Start of SUPPLIED RECORDS

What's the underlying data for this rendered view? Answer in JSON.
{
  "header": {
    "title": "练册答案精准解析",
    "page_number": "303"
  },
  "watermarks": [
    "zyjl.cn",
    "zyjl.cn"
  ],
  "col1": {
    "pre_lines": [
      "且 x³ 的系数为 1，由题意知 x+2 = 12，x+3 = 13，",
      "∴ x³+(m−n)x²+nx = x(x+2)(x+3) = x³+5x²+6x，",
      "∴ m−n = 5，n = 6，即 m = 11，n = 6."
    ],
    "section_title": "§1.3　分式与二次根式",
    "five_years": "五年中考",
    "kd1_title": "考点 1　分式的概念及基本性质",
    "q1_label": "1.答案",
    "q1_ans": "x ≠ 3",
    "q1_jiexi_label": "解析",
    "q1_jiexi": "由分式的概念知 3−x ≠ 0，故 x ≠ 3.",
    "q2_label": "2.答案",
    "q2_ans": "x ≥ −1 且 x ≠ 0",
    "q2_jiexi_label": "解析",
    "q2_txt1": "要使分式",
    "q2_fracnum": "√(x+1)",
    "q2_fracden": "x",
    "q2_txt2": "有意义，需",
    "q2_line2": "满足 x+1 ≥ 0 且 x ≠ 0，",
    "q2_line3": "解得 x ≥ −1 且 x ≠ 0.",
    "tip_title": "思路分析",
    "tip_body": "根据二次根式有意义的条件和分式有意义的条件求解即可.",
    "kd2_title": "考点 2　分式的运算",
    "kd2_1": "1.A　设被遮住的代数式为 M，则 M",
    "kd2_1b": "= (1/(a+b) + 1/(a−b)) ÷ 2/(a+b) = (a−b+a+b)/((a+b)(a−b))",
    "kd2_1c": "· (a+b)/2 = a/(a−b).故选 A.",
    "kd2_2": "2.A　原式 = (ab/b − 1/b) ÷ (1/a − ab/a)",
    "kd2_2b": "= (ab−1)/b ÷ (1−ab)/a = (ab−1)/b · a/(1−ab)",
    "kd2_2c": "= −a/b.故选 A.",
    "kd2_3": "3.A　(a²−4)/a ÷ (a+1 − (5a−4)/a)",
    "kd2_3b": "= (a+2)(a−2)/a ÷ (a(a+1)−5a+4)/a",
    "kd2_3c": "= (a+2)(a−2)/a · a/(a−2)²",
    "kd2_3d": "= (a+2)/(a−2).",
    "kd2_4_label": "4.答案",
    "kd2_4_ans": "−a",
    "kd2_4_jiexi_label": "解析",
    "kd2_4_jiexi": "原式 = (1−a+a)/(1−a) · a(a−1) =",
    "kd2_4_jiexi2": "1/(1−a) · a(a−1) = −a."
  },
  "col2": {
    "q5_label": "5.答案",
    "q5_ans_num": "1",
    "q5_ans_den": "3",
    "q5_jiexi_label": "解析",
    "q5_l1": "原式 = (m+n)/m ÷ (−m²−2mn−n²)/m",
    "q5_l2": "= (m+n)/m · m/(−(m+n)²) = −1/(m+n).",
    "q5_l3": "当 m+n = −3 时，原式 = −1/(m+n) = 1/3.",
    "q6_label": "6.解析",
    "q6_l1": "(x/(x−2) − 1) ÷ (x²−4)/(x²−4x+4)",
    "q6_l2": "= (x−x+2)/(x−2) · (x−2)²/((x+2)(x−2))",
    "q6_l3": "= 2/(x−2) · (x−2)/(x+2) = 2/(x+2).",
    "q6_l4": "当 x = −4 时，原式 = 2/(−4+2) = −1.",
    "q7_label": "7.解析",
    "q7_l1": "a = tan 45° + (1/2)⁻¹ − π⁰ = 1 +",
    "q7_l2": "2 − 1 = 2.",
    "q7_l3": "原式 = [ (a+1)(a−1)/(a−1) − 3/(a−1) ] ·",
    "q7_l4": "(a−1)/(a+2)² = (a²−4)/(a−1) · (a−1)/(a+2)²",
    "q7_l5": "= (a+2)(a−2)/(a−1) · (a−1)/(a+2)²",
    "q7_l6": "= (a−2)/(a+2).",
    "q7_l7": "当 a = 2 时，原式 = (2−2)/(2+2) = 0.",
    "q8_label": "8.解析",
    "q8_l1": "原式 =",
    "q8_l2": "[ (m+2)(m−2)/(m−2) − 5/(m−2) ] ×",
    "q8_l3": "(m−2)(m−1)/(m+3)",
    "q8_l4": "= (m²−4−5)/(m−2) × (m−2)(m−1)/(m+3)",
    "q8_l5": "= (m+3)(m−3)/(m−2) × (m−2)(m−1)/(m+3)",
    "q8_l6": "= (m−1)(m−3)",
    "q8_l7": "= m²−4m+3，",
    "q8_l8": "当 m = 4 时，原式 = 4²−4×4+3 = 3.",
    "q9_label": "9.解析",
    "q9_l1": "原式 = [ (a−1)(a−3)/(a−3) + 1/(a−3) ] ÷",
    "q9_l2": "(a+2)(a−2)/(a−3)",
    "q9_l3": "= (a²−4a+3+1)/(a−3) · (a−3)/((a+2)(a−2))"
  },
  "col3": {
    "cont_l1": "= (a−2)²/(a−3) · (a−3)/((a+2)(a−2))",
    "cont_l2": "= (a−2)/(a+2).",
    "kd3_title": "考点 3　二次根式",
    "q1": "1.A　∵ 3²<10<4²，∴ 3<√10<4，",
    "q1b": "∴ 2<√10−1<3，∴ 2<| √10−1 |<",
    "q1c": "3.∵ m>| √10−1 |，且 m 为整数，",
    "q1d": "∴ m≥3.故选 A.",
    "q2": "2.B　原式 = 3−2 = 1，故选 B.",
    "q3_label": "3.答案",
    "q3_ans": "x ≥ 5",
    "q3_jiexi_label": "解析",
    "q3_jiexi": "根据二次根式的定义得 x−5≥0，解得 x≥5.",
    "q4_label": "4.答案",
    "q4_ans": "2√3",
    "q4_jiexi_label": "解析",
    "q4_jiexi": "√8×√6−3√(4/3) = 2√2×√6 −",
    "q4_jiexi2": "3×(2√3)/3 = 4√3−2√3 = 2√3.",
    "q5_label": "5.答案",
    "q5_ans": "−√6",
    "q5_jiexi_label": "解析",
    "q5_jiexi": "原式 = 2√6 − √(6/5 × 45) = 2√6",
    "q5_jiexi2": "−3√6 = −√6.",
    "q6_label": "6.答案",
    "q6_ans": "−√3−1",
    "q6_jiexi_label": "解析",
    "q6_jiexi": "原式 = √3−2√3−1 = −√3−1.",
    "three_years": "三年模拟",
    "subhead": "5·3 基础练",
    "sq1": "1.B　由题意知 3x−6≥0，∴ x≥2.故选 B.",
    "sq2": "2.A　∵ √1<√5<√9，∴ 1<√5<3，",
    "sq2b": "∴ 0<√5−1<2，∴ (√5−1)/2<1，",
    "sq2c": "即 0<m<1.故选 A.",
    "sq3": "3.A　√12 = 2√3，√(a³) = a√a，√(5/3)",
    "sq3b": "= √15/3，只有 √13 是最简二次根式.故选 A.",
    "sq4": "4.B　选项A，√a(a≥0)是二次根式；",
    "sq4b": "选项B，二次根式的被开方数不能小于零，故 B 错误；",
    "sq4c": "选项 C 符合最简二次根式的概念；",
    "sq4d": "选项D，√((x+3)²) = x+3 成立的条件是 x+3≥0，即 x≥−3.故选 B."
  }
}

End of SUPPLIED RECORDS

GIVEN INSTRUCTION >> Reproduce each line of the material containing the word "由题意知".

OUTPUT OF THE EXERCISE >>
      "且 x³ 的系数为 1，由题意知 x+2 = 12，x+3 = 13，",
    "sq1": "1.B　由题意知 3x−6≥0，∴ x≥2.故选 B.",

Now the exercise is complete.